Work to be completed:
Repeat each entry exactly and drop the pictures.

Records for this exercise:
====
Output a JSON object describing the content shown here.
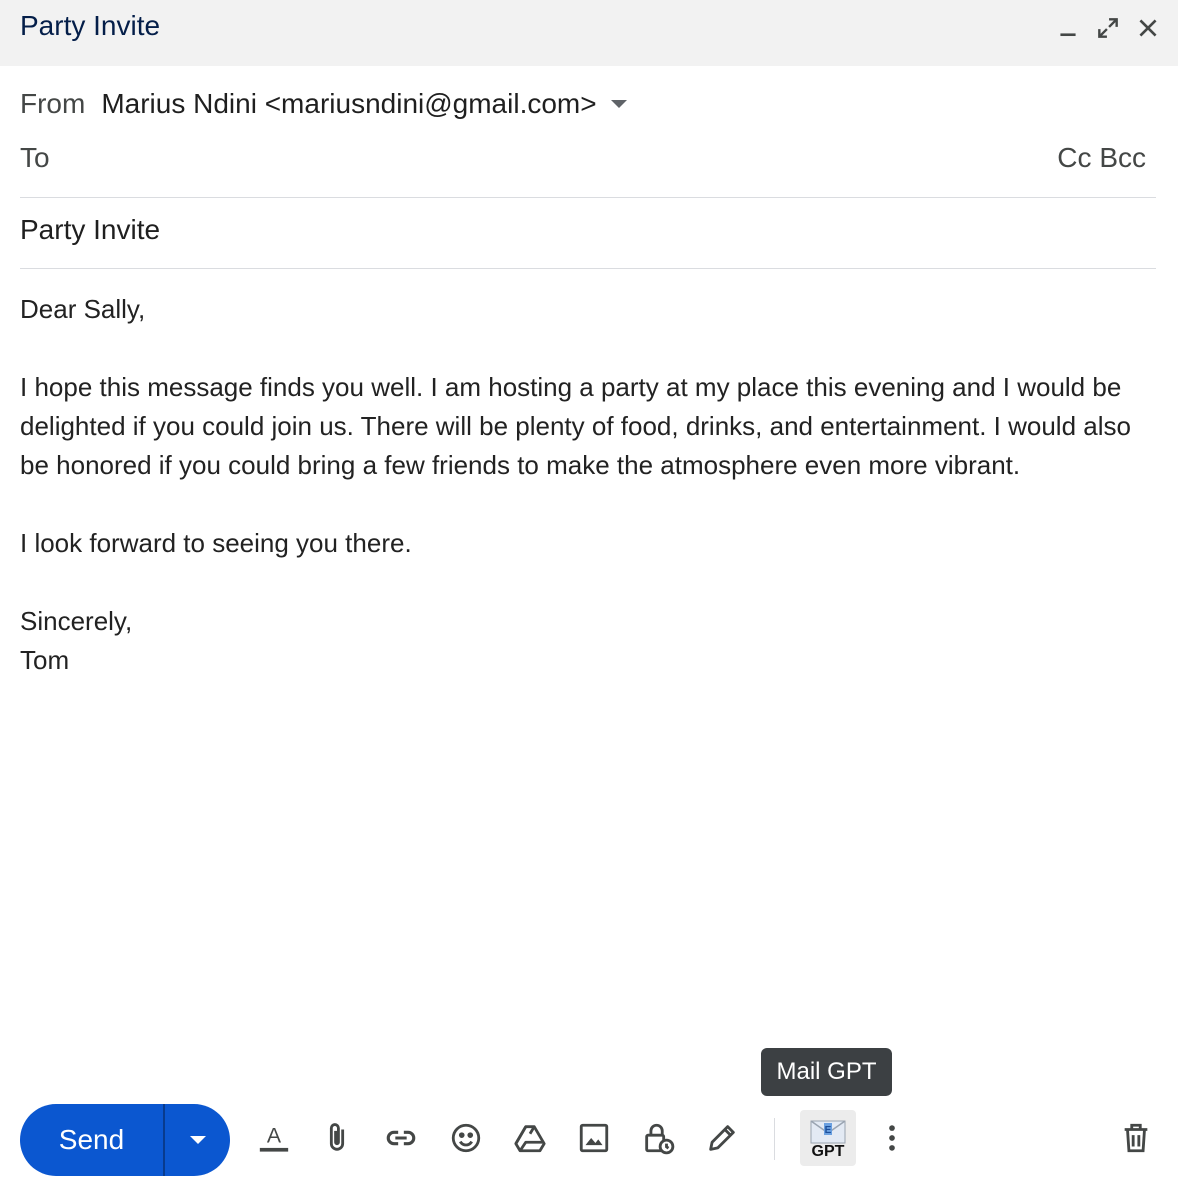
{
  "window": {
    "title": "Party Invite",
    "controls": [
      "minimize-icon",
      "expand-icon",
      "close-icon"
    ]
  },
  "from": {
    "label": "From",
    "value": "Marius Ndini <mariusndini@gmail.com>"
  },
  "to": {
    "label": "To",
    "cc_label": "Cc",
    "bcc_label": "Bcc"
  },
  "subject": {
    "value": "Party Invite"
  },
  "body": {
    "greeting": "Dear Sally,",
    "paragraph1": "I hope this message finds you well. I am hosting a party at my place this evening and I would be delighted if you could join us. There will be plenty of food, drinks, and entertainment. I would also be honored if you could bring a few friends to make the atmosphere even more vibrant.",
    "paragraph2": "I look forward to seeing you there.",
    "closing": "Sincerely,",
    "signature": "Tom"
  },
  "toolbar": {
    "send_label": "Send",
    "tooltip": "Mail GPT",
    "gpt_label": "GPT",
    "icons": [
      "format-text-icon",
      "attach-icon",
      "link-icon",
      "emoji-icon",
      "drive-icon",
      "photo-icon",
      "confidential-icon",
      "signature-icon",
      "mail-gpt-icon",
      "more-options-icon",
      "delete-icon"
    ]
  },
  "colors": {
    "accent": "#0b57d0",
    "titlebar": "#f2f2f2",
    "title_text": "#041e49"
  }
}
====
Right answer:
Output a JSON object describing the content shown here.
{
  "window": {
    "title": "Party Invite",
    "controls": [
      "minimize-icon",
      "expand-icon",
      "close-icon"
    ]
  },
  "from": {
    "label": "From",
    "value": "Marius Ndini <mariusndini@gmail.com>"
  },
  "to": {
    "label": "To",
    "cc_label": "Cc",
    "bcc_label": "Bcc"
  },
  "subject": {
    "value": "Party Invite"
  },
  "body": {
    "greeting": "Dear Sally,",
    "paragraph1": "I hope this message finds you well. I am hosting a party at my place this evening and I would be delighted if you could join us. There will be plenty of food, drinks, and entertainment. I would also be honored if you could bring a few friends to make the atmosphere even more vibrant.",
    "paragraph2": "I look forward to seeing you there.",
    "closing": "Sincerely,",
    "signature": "Tom"
  },
  "toolbar": {
    "send_label": "Send",
    "tooltip": "Mail GPT",
    "gpt_label": "GPT",
    "icons": [
      "format-text-icon",
      "attach-icon",
      "link-icon",
      "emoji-icon",
      "drive-icon",
      "photo-icon",
      "confidential-icon",
      "signature-icon",
      "mail-gpt-icon",
      "more-options-icon",
      "delete-icon"
    ]
  },
  "colors": {
    "accent": "#0b57d0",
    "titlebar": "#f2f2f2",
    "title_text": "#041e49"
  }
}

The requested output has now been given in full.